##### MATERIAL TO PROCESS #####

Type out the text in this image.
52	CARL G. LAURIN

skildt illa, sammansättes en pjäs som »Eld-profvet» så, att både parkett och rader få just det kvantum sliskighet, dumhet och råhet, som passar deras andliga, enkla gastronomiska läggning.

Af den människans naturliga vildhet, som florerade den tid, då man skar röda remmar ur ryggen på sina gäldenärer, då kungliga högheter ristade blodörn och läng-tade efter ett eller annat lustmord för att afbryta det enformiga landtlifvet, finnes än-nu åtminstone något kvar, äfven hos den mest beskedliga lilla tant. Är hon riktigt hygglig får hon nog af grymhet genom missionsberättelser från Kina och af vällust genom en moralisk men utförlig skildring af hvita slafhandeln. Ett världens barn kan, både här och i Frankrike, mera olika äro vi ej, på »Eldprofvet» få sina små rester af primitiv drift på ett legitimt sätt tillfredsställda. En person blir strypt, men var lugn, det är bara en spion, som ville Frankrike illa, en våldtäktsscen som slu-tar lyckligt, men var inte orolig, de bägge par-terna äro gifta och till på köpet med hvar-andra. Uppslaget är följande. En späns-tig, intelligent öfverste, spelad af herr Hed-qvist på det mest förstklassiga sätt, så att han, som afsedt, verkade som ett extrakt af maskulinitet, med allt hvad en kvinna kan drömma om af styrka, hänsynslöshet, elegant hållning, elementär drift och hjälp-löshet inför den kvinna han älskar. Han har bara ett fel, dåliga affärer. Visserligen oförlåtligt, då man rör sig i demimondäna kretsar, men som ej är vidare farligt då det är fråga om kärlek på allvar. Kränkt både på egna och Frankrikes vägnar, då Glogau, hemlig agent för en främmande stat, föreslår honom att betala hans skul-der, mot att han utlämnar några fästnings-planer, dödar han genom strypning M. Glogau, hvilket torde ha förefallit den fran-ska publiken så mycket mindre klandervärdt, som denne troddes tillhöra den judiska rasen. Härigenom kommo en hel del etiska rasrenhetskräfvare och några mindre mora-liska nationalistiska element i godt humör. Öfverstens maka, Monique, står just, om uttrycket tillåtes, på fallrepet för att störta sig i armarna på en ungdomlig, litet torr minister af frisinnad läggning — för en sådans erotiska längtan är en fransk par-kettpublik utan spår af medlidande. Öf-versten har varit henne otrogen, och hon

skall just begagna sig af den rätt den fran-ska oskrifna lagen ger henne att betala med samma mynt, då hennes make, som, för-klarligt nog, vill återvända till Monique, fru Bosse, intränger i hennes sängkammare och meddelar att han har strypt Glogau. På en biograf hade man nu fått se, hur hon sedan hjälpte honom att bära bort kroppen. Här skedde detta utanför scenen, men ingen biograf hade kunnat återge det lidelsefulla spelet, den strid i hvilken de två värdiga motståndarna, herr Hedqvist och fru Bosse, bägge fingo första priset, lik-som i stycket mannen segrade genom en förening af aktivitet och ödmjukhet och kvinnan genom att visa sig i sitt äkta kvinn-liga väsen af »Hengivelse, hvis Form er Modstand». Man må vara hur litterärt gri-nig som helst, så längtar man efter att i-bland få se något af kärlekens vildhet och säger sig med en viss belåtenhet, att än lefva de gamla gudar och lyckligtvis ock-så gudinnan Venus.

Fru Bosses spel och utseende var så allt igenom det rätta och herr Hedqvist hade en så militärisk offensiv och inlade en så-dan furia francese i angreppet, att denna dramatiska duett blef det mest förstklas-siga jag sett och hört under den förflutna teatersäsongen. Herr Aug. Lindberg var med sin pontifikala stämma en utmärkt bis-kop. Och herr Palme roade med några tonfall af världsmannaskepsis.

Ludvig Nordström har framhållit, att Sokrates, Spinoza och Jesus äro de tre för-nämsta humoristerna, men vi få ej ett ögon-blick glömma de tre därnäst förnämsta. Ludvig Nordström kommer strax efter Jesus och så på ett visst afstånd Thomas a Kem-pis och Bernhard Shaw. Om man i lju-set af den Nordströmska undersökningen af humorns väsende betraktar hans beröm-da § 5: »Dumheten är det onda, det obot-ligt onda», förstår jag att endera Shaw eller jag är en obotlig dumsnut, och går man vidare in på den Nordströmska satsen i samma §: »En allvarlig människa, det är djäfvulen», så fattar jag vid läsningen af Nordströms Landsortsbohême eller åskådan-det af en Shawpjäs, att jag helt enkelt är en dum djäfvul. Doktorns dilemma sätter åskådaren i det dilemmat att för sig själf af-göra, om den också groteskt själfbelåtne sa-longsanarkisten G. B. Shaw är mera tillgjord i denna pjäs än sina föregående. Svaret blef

#####

**REQUIRED WORK**: Nothing is to be left out; every record above must be repeated exactly.

**ANSWER TO THE PROBLEM**:
Type out the text in this image.
52	CARL G. LAURIN

skildt illa, sammansättes en pjäs som »Eld-profvet» så, att både parkett och rader få just det kvantum sliskighet, dumhet och råhet, som passar deras andliga, enkla gastronomiska läggning.

Af den människans naturliga vildhet, som florerade den tid, då man skar röda remmar ur ryggen på sina gäldenärer, då kungliga högheter ristade blodörn och läng-tade efter ett eller annat lustmord för att afbryta det enformiga landtlifvet, finnes än-nu åtminstone något kvar, äfven hos den mest beskedliga lilla tant. Är hon riktigt hygglig får hon nog af grymhet genom missionsberättelser från Kina och af vällust genom en moralisk men utförlig skildring af hvita slafhandeln. Ett världens barn kan, både här och i Frankrike, mera olika äro vi ej, på »Eldprofvet» få sina små rester af primitiv drift på ett legitimt sätt tillfredsställda. En person blir strypt, men var lugn, det är bara en spion, som ville Frankrike illa, en våldtäktsscen som slu-tar lyckligt, men var inte orolig, de bägge par-terna äro gifta och till på köpet med hvar-andra. Uppslaget är följande. En späns-tig, intelligent öfverste, spelad af herr Hed-qvist på det mest förstklassiga sätt, så att han, som afsedt, verkade som ett extrakt af maskulinitet, med allt hvad en kvinna kan drömma om af styrka, hänsynslöshet, elegant hållning, elementär drift och hjälp-löshet inför den kvinna han älskar. Han har bara ett fel, dåliga affärer. Visserligen oförlåtligt, då man rör sig i demimondäna kretsar, men som ej är vidare farligt då det är fråga om kärlek på allvar. Kränkt både på egna och Frankrikes vägnar, då Glogau, hemlig agent för en främmande stat, föreslår honom att betala hans skul-der, mot att han utlämnar några fästnings-planer, dödar han genom strypning M. Glogau, hvilket torde ha förefallit den fran-ska publiken så mycket mindre klandervärdt, som denne troddes tillhöra den judiska rasen. Härigenom kommo en hel del etiska rasrenhetskräfvare och några mindre mora-liska nationalistiska element i godt humör. Öfverstens maka, Monique, står just, om uttrycket tillåtes, på fallrepet för att störta sig i armarna på en ungdomlig, litet torr minister af frisinnad läggning — för en sådans erotiska längtan är en fransk par-kettpublik utan spår af medlidande. Öf-versten har varit henne otrogen, och hon

skall just begagna sig af den rätt den fran-ska oskrifna lagen ger henne att betala med samma mynt, då hennes make, som, för-klarligt nog, vill återvända till Monique, fru Bosse, intränger i hennes sängkammare och meddelar att han har strypt Glogau. På en biograf hade man nu fått se, hur hon sedan hjälpte honom att bära bort kroppen. Här skedde detta utanför scenen, men ingen biograf hade kunnat återge det lidelsefulla spelet, den strid i hvilken de två värdiga motståndarna, herr Hedqvist och fru Bosse, bägge fingo första priset, lik-som i stycket mannen segrade genom en förening af aktivitet och ödmjukhet och kvinnan genom att visa sig i sitt äkta kvinn-liga väsen af »Hengivelse, hvis Form er Modstand». Man må vara hur litterärt gri-nig som helst, så längtar man efter att i-bland få se något af kärlekens vildhet och säger sig med en viss belåtenhet, att än lefva de gamla gudar och lyckligtvis ock-så gudinnan Venus.

Fru Bosses spel och utseende var så allt igenom det rätta och herr Hedqvist hade en så militärisk offensiv och inlade en så-dan furia francese i angreppet, att denna dramatiska duett blef det mest förstklas-siga jag sett och hört under den förflutna teatersäsongen. Herr Aug. Lindberg var med sin pontifikala stämma en utmärkt bis-kop. Och herr Palme roade med några tonfall af världsmannaskepsis.

Ludvig Nordström har framhållit, att Sokrates, Spinoza och Jesus äro de tre för-nämsta humoristerna, men vi få ej ett ögon-blick glömma de tre därnäst förnämsta. Ludvig Nordström kommer strax efter Jesus och så på ett visst afstånd Thomas a Kem-pis och Bernhard Shaw. Om man i lju-set af den Nordströmska undersökningen af humorns väsende betraktar hans beröm-da § 5: »Dumheten är det onda, det obot-ligt onda», förstår jag att endera Shaw eller jag är en obotlig dumsnut, och går man vidare in på den Nordströmska satsen i samma §: »En allvarlig människa, det är djäfvulen», så fattar jag vid läsningen af Nordströms Landsortsbohême eller åskådan-det af en Shawpjäs, att jag helt enkelt är en dum djäfvul. Doktorns dilemma sätter åskådaren i det dilemmat att för sig själf af-göra, om den också groteskt själfbelåtne sa-longsanarkisten G. B. Shaw är mera tillgjord i denna pjäs än sina föregående. Svaret blef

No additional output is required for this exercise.